--- WHAT TO PRODUCE ---
Scan the lines below for the word "installation". Copy each line you find it in.

--- WORKING DATA ---
○ ○ ○ ○ ○
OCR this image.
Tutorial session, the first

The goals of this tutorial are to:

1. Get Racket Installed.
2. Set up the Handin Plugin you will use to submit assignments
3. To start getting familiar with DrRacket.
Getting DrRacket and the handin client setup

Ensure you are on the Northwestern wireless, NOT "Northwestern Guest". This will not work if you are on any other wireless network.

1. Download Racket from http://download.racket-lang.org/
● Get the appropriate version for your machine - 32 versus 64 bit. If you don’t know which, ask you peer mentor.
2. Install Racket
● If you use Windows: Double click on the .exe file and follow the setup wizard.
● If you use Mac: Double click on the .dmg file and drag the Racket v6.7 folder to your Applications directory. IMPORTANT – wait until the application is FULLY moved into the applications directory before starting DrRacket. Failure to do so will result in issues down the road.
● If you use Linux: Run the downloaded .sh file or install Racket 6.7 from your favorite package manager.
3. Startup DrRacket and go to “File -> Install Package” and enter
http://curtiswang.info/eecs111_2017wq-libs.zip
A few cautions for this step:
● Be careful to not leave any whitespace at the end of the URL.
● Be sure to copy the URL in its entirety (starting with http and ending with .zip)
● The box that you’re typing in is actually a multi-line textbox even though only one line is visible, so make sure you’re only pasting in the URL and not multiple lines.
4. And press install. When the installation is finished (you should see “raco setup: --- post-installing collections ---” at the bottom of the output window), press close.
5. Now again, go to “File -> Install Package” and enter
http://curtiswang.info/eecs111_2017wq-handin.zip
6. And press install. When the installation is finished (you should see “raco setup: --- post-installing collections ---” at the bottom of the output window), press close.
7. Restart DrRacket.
○ ○ ○ ○ ○
--- COMPLETED EXERCISE ---
4. And press install. When the installation is finished (you should see “raco setup: --- post-installing collections ---” at the bottom of the output window), press close.
6. And press install. When the installation is finished (you should see “raco setup: --- post-installing collections ---” at the bottom of the output window), press close.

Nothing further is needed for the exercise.